Each line below must be set down exactly; omit any image you find.

-- start of Entries --

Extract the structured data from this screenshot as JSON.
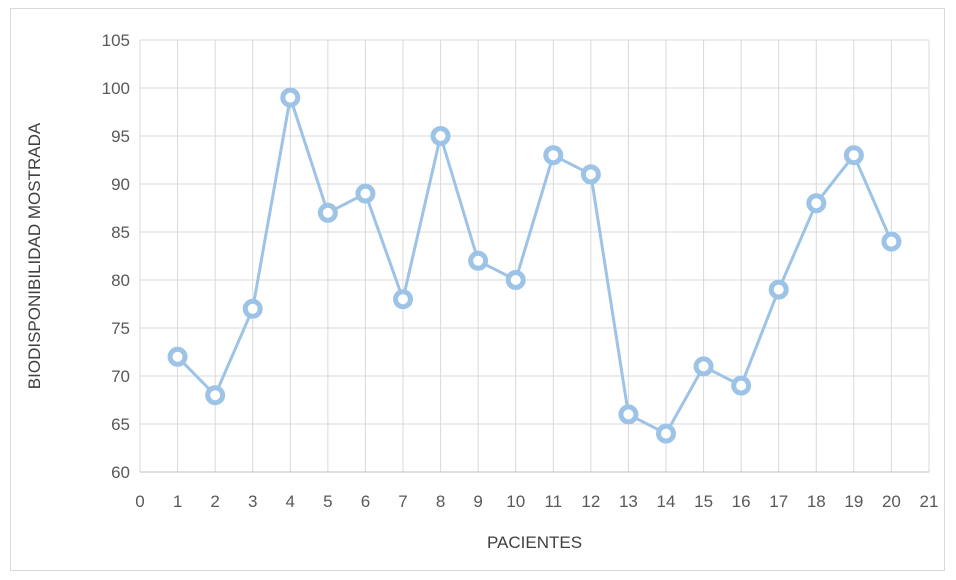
{
  "chart_data": {
    "type": "scatter",
    "title": "",
    "xlabel": "PACIENTES",
    "ylabel": "BIODISPONIBILIDAD MOSTRADA",
    "xlim": [
      0,
      21
    ],
    "ylim": [
      60,
      105
    ],
    "x_ticks": [
      0,
      1,
      2,
      3,
      4,
      5,
      6,
      7,
      8,
      9,
      10,
      11,
      12,
      13,
      14,
      15,
      16,
      17,
      18,
      19,
      20,
      21
    ],
    "y_ticks": [
      60,
      65,
      70,
      75,
      80,
      85,
      90,
      95,
      100,
      105
    ],
    "grid": true,
    "legend": "none",
    "line_color": "#9dc3e6",
    "marker": "circle",
    "series": [
      {
        "x": [
          1,
          2,
          3,
          4,
          5,
          6,
          7,
          8,
          9,
          10,
          11,
          12,
          13,
          14,
          15,
          16,
          17,
          18,
          19,
          20
        ],
        "values": [
          72,
          68,
          77,
          99,
          87,
          89,
          78,
          95,
          82,
          80,
          93,
          91,
          66,
          64,
          71,
          69,
          79,
          88,
          93,
          84
        ]
      }
    ]
  }
}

-- end of Entries --

- **The solution**
Extract the structured data from this screenshot as JSON.
{
  "chart_data": {
    "type": "scatter",
    "title": "",
    "xlabel": "PACIENTES",
    "ylabel": "BIODISPONIBILIDAD MOSTRADA",
    "xlim": [
      0,
      21
    ],
    "ylim": [
      60,
      105
    ],
    "x_ticks": [
      0,
      1,
      2,
      3,
      4,
      5,
      6,
      7,
      8,
      9,
      10,
      11,
      12,
      13,
      14,
      15,
      16,
      17,
      18,
      19,
      20,
      21
    ],
    "y_ticks": [
      60,
      65,
      70,
      75,
      80,
      85,
      90,
      95,
      100,
      105
    ],
    "grid": true,
    "legend": "none",
    "line_color": "#9dc3e6",
    "marker": "circle",
    "series": [
      {
        "x": [
          1,
          2,
          3,
          4,
          5,
          6,
          7,
          8,
          9,
          10,
          11,
          12,
          13,
          14,
          15,
          16,
          17,
          18,
          19,
          20
        ],
        "values": [
          72,
          68,
          77,
          99,
          87,
          89,
          78,
          95,
          82,
          80,
          93,
          91,
          66,
          64,
          71,
          69,
          79,
          88,
          93,
          84
        ]
      }
    ]
  }
}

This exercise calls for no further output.